[Stored entries]

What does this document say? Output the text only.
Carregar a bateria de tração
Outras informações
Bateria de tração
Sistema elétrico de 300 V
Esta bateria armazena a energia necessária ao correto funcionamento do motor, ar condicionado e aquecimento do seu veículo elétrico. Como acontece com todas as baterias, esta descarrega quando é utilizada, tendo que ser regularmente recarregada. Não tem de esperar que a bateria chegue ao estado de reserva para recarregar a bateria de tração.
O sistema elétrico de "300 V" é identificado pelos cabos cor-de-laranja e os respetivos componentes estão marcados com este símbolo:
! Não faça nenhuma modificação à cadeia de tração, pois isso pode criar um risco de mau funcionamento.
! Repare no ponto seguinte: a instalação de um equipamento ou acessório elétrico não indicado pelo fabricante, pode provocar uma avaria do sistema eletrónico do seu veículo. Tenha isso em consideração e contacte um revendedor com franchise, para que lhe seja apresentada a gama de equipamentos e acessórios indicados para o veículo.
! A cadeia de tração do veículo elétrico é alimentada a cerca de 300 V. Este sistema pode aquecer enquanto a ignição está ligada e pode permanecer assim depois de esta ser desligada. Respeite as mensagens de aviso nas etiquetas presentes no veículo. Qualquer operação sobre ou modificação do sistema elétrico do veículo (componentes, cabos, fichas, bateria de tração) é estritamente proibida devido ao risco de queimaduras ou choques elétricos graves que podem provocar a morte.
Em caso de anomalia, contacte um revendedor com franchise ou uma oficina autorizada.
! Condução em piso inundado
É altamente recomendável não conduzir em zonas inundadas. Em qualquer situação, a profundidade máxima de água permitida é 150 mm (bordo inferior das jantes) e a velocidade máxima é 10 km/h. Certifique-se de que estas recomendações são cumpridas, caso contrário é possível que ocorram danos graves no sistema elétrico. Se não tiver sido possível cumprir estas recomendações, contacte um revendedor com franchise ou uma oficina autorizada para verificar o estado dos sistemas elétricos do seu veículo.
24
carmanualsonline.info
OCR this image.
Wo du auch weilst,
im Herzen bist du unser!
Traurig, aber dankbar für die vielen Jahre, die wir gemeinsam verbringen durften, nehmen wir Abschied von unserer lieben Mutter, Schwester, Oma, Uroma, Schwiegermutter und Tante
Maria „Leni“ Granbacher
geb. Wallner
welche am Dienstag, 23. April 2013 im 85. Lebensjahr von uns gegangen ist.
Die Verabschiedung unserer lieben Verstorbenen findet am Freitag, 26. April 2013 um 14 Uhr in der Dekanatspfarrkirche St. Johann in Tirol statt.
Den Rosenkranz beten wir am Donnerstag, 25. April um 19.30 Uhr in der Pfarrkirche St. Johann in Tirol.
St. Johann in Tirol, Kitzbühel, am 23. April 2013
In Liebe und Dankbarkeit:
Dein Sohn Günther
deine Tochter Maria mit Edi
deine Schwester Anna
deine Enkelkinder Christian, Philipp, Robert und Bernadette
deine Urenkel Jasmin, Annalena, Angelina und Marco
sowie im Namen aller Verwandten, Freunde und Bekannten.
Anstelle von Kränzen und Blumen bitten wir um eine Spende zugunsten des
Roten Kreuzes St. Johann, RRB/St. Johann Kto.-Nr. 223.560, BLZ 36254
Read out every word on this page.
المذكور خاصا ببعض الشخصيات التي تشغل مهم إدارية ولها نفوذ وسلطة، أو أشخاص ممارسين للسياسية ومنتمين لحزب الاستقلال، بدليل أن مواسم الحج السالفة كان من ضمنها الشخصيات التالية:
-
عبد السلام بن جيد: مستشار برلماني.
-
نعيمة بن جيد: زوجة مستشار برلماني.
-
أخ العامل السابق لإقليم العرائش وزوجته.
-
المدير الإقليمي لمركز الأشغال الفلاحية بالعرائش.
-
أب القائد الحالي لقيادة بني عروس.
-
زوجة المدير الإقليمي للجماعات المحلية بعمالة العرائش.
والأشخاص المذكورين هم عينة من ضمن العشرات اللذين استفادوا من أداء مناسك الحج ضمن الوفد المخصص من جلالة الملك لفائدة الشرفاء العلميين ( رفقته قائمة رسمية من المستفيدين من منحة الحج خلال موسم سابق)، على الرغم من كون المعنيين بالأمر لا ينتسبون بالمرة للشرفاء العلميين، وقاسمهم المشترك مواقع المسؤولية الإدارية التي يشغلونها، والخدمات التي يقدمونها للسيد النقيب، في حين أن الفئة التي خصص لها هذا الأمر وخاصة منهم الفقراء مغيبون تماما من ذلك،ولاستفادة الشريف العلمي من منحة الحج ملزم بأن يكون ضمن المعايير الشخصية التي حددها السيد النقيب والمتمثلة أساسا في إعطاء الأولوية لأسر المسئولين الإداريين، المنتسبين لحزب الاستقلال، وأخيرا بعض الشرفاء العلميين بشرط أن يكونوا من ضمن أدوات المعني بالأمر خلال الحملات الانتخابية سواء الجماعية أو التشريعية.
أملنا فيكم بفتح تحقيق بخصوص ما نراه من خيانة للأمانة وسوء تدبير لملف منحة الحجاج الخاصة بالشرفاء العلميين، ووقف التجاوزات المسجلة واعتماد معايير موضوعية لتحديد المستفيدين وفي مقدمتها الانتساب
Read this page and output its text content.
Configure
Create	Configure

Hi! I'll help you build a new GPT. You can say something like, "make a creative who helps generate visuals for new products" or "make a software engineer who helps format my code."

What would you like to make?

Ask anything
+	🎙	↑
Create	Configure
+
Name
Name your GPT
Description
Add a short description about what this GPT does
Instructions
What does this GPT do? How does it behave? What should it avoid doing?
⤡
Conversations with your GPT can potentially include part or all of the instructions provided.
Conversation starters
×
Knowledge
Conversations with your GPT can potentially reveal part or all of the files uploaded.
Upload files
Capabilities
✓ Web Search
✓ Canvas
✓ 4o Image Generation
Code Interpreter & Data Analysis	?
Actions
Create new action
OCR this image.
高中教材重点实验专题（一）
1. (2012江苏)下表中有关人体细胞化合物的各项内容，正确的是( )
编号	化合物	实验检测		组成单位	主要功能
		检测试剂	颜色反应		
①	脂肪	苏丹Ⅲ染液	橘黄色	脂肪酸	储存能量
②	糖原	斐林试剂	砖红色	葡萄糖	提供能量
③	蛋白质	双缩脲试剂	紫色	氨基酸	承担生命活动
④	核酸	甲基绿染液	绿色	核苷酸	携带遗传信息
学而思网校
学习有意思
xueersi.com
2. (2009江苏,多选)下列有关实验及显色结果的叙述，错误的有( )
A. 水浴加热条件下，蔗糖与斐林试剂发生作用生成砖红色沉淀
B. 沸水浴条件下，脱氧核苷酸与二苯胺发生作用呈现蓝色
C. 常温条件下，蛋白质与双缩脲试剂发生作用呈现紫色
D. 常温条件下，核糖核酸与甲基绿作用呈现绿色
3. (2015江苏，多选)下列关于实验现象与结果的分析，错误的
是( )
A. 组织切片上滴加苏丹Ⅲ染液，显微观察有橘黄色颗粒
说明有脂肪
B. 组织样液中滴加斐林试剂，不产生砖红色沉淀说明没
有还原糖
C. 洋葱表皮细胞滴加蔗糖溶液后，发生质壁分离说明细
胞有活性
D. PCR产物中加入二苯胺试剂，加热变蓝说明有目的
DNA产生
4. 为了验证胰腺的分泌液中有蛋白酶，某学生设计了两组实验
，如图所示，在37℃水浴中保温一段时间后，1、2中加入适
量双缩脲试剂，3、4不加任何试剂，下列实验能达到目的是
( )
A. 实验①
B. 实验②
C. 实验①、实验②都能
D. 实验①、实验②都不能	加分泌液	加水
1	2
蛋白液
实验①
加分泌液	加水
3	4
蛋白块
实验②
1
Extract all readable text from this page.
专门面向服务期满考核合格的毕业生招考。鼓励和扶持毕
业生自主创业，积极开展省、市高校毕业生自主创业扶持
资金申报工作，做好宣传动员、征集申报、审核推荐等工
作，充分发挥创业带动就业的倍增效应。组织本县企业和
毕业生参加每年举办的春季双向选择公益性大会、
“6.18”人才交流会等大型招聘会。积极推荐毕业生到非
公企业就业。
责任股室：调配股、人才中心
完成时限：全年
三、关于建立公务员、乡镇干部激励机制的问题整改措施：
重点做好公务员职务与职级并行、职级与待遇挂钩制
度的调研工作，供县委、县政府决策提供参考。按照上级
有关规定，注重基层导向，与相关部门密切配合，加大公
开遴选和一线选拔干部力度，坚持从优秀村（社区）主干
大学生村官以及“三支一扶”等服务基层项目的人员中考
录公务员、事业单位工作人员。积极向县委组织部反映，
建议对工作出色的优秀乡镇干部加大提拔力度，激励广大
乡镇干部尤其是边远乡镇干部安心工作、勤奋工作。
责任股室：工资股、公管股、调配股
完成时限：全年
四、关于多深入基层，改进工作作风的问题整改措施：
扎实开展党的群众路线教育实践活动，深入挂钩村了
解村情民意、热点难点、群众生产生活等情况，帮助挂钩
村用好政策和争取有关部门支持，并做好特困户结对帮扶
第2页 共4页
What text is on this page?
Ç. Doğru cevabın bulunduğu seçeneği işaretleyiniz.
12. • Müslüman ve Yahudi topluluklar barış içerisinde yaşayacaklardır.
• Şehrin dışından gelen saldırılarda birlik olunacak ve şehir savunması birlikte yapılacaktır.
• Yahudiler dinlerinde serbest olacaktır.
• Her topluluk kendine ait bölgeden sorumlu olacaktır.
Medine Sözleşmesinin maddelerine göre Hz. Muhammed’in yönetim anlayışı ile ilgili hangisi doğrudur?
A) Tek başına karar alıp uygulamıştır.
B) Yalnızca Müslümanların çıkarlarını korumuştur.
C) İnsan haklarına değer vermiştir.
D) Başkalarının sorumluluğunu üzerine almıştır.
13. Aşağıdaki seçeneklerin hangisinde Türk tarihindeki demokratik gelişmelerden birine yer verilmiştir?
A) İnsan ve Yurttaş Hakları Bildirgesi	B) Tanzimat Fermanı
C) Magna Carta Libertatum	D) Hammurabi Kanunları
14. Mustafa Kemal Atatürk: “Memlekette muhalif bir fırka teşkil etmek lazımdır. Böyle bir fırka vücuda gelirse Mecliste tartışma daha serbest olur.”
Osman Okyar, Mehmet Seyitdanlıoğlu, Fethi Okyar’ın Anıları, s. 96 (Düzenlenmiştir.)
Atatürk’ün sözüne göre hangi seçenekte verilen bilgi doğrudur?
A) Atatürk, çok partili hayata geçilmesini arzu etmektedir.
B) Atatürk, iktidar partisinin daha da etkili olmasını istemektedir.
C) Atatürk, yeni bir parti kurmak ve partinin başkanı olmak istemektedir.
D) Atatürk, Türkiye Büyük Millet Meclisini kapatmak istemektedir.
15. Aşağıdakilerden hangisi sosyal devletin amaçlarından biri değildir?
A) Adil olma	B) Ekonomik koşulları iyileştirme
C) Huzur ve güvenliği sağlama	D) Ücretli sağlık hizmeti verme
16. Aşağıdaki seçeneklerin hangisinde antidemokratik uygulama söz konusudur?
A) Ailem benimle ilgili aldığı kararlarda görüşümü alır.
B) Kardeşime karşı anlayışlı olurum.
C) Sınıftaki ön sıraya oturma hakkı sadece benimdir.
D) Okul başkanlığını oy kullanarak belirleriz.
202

> INSTRUCTION
Spot every line that holds "deine" and copy it.

> REPLY
deine Tochter Maria mit Edi
deine Schwester Anna
deine Enkelkinder Christian, Philipp, Robert und Bernadette
deine Urenkel Jasmin, Annalena, Angelina und Marco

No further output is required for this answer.